> WHAT THE TASK ASKS
Write the entries again exactly, with no line missing.

> DATA FOR THE TASK
• • • •

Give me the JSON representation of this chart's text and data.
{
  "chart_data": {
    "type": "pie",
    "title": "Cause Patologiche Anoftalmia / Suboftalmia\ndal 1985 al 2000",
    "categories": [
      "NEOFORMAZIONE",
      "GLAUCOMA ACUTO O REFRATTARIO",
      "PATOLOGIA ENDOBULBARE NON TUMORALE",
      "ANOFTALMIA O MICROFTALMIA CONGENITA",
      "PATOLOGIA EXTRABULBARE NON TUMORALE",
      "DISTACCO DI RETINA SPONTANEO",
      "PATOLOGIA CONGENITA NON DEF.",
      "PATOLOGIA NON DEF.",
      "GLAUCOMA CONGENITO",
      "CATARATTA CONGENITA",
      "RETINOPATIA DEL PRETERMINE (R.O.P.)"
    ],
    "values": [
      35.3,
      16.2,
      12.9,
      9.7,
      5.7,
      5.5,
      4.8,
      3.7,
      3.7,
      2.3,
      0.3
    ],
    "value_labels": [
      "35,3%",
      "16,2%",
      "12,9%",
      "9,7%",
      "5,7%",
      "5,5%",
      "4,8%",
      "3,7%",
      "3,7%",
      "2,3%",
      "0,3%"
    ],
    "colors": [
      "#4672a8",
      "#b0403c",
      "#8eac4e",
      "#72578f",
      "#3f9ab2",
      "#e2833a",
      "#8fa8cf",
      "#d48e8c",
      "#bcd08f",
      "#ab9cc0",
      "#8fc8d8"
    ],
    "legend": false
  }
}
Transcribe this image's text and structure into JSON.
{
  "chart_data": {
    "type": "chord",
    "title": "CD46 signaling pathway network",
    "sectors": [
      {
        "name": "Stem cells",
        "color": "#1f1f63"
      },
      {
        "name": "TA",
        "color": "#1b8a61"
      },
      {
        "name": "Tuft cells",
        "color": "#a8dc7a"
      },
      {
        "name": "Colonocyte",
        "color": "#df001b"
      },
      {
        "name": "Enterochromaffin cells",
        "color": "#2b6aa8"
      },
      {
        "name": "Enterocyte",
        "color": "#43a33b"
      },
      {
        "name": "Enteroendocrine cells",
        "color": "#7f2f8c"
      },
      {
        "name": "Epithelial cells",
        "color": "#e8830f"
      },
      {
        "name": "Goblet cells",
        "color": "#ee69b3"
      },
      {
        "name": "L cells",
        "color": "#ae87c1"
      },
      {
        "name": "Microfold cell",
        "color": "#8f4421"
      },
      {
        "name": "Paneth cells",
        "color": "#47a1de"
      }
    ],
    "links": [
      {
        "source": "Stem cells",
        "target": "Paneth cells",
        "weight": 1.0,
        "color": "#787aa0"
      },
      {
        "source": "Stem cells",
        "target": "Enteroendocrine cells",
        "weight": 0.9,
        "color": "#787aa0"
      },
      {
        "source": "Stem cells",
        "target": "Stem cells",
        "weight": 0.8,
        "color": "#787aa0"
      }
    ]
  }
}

• • • •

> TASK SOLUTION
Give me the JSON representation of this chart's text and data.
{
  "chart_data": {
    "type": "pie",
    "title": "Cause Patologiche Anoftalmia / Suboftalmia\ndal 1985 al 2000",
    "categories": [
      "NEOFORMAZIONE",
      "GLAUCOMA ACUTO O REFRATTARIO",
      "PATOLOGIA ENDOBULBARE NON TUMORALE",
      "ANOFTALMIA O MICROFTALMIA CONGENITA",
      "PATOLOGIA EXTRABULBARE NON TUMORALE",
      "DISTACCO DI RETINA SPONTANEO",
      "PATOLOGIA CONGENITA NON DEF.",
      "PATOLOGIA NON DEF.",
      "GLAUCOMA CONGENITO",
      "CATARATTA CONGENITA",
      "RETINOPATIA DEL PRETERMINE (R.O.P.)"
    ],
    "values": [
      35.3,
      16.2,
      12.9,
      9.7,
      5.7,
      5.5,
      4.8,
      3.7,
      3.7,
      2.3,
      0.3
    ],
    "value_labels": [
      "35,3%",
      "16,2%",
      "12,9%",
      "9,7%",
      "5,7%",
      "5,5%",
      "4,8%",
      "3,7%",
      "3,7%",
      "2,3%",
      "0,3%"
    ],
    "colors": [
      "#4672a8",
      "#b0403c",
      "#8eac4e",
      "#72578f",
      "#3f9ab2",
      "#e2833a",
      "#8fa8cf",
      "#d48e8c",
      "#bcd08f",
      "#ab9cc0",
      "#8fc8d8"
    ],
    "legend": false
  }
}
Transcribe this image's text and structure into JSON.
{
  "chart_data": {
    "type": "chord",
    "title": "CD46 signaling pathway network",
    "sectors": [
      {
        "name": "Stem cells",
        "color": "#1f1f63"
      },
      {
        "name": "TA",
        "color": "#1b8a61"
      },
      {
        "name": "Tuft cells",
        "color": "#a8dc7a"
      },
      {
        "name": "Colonocyte",
        "color": "#df001b"
      },
      {
        "name": "Enterochromaffin cells",
        "color": "#2b6aa8"
      },
      {
        "name": "Enterocyte",
        "color": "#43a33b"
      },
      {
        "name": "Enteroendocrine cells",
        "color": "#7f2f8c"
      },
      {
        "name": "Epithelial cells",
        "color": "#e8830f"
      },
      {
        "name": "Goblet cells",
        "color": "#ee69b3"
      },
      {
        "name": "L cells",
        "color": "#ae87c1"
      },
      {
        "name": "Microfold cell",
        "color": "#8f4421"
      },
      {
        "name": "Paneth cells",
        "color": "#47a1de"
      }
    ],
    "links": [
      {
        "source": "Stem cells",
        "target": "Paneth cells",
        "weight": 1.0,
        "color": "#787aa0"
      },
      {
        "source": "Stem cells",
        "target": "Enteroendocrine cells",
        "weight": 0.9,
        "color": "#787aa0"
      },
      {
        "source": "Stem cells",
        "target": "Stem cells",
        "weight": 0.8,
        "color": "#787aa0"
      }
    ]
  }
}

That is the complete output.